++++ Data provided
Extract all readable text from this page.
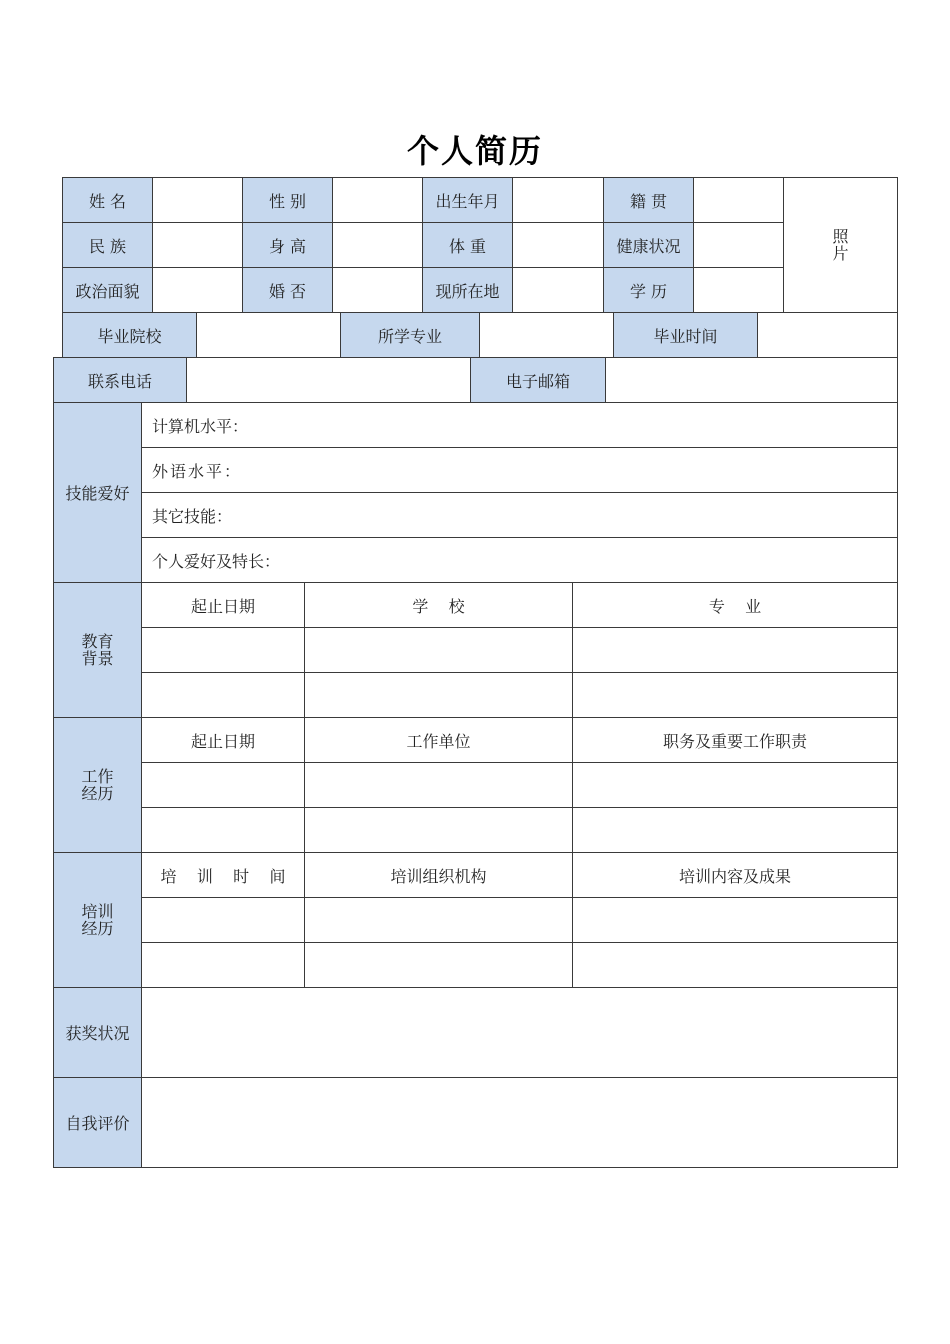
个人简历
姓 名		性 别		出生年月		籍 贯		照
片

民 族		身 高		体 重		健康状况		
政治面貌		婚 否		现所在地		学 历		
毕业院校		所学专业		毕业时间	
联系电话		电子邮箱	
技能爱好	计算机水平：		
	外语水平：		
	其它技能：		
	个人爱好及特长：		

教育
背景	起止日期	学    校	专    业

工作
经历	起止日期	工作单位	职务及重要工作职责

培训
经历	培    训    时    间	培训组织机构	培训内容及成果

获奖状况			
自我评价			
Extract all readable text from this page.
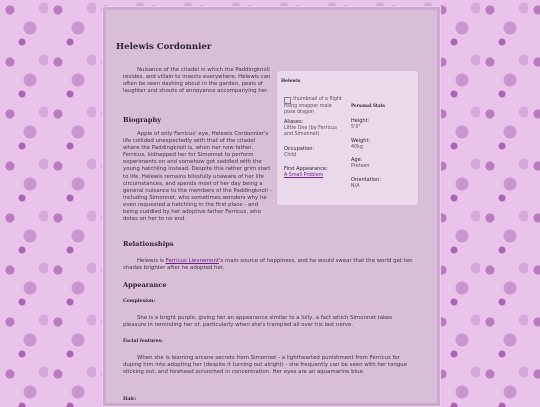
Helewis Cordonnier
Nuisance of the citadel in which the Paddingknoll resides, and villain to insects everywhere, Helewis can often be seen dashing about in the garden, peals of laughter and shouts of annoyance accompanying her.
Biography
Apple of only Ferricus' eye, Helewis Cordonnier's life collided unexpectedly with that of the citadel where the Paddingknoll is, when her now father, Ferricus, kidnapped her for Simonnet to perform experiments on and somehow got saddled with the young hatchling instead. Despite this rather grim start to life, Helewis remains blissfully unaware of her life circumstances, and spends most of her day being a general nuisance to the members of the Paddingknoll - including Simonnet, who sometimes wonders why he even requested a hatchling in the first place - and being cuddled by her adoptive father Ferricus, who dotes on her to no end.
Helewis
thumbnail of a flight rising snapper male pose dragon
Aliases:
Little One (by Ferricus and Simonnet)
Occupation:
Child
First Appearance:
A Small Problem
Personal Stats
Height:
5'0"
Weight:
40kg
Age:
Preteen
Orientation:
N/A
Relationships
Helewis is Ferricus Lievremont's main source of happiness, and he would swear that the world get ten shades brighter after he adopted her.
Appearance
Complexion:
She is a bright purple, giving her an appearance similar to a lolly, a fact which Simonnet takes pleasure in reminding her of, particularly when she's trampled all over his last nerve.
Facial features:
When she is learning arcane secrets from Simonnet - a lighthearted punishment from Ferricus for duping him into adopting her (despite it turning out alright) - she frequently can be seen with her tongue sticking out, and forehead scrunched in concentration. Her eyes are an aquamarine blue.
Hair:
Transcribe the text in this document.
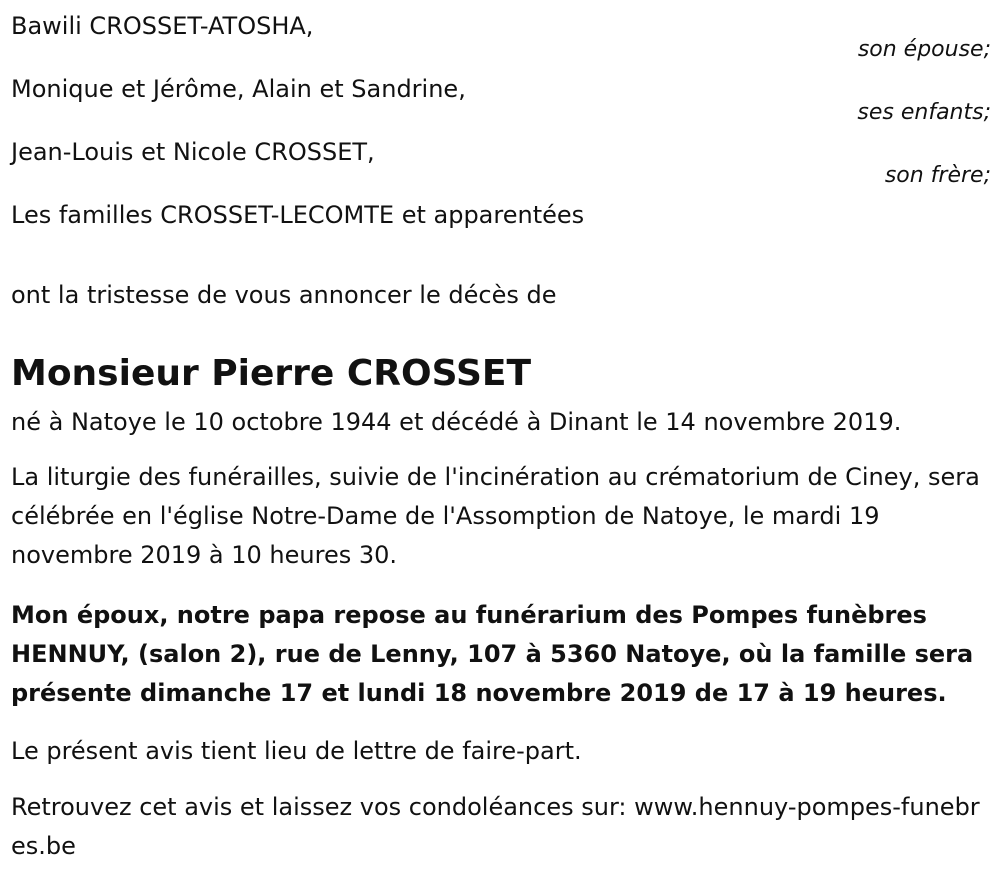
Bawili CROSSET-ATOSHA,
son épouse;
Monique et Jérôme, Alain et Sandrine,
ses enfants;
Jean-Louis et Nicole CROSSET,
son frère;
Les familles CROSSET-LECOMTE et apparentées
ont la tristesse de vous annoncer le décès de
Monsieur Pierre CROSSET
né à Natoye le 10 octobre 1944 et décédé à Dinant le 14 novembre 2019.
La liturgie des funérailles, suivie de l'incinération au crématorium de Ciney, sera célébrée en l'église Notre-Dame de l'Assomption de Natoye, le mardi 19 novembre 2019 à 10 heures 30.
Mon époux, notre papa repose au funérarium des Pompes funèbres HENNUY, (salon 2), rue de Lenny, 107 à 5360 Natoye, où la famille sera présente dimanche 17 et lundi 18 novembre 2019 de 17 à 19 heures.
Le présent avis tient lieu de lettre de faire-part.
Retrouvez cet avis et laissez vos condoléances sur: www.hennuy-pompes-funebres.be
++++++++
Give an exact copy of the material, leaving out every picture.

[Complete answer]
Extract all readable text from this page.
个人简历
姓 名		性 别		出生年月		籍 贯		照
片

民 族		身 高		体 重		健康状况		
政治面貌		婚 否		现所在地		学 历		
毕业院校		所学专业		毕业时间	
联系电话		电子邮箱	
技能爱好	计算机水平：		
	外语水平：		
	其它技能：		
	个人爱好及特长：		

教育
背景	起止日期	学    校	专    业

工作
经历	起止日期	工作单位	职务及重要工作职责

培训
经历	培    训    时    间	培训组织机构	培训内容及成果

获奖状况			
自我评价			
Extract all readable text from this page.
Helewis Cordonnier
Nuisance of the citadel in which the Paddingknoll resides, and villain to insects everywhere, Helewis can often be seen dashing about in the garden, peals of laughter and shouts of annoyance accompanying her.
Biography
Apple of only Ferricus' eye, Helewis Cordonnier's life collided unexpectedly with that of the citadel where the Paddingknoll is, when her now father, Ferricus, kidnapped her for Simonnet to perform experiments on and somehow got saddled with the young hatchling instead. Despite this rather grim start to life, Helewis remains blissfully unaware of her life circumstances, and spends most of her day being a general nuisance to the members of the Paddingknoll - including Simonnet, who sometimes wonders why he even requested a hatchling in the first place - and being cuddled by her adoptive father Ferricus, who dotes on her to no end.
Helewis
thumbnail of a flight rising snapper male pose dragon
Aliases:
Little One (by Ferricus and Simonnet)
Occupation:
Child
First Appearance:
A Small Problem
Personal Stats
Height:
5'0"
Weight:
40kg
Age:
Preteen
Orientation:
N/A
Relationships
Helewis is Ferricus Lievremont's main source of happiness, and he would swear that the world get ten shades brighter after he adopted her.
Appearance
Complexion:
She is a bright purple, giving her an appearance similar to a lolly, a fact which Simonnet takes pleasure in reminding her of, particularly when she's trampled all over his last nerve.
Facial features:
When she is learning arcane secrets from Simonnet - a lighthearted punishment from Ferricus for duping him into adopting her (despite it turning out alright) - she frequently can be seen with her tongue sticking out, and forehead scrunched in concentration. Her eyes are an aquamarine blue.
Hair:
Transcribe the text in this document.
Bawili CROSSET-ATOSHA,
son épouse;
Monique et Jérôme, Alain et Sandrine,
ses enfants;
Jean-Louis et Nicole CROSSET,
son frère;
Les familles CROSSET-LECOMTE et apparentées
ont la tristesse de vous annoncer le décès de
Monsieur Pierre CROSSET
né à Natoye le 10 octobre 1944 et décédé à Dinant le 14 novembre 2019.
La liturgie des funérailles, suivie de l'incinération au crématorium de Ciney, sera célébrée en l'église Notre-Dame de l'Assomption de Natoye, le mardi 19 novembre 2019 à 10 heures 30.
Mon époux, notre papa repose au funérarium des Pompes funèbres HENNUY, (salon 2), rue de Lenny, 107 à 5360 Natoye, où la famille sera présente dimanche 17 et lundi 18 novembre 2019 de 17 à 19 heures.
Le présent avis tient lieu de lettre de faire-part.
Retrouvez cet avis et laissez vos condoléances sur: www.hennuy-pompes-funebres.be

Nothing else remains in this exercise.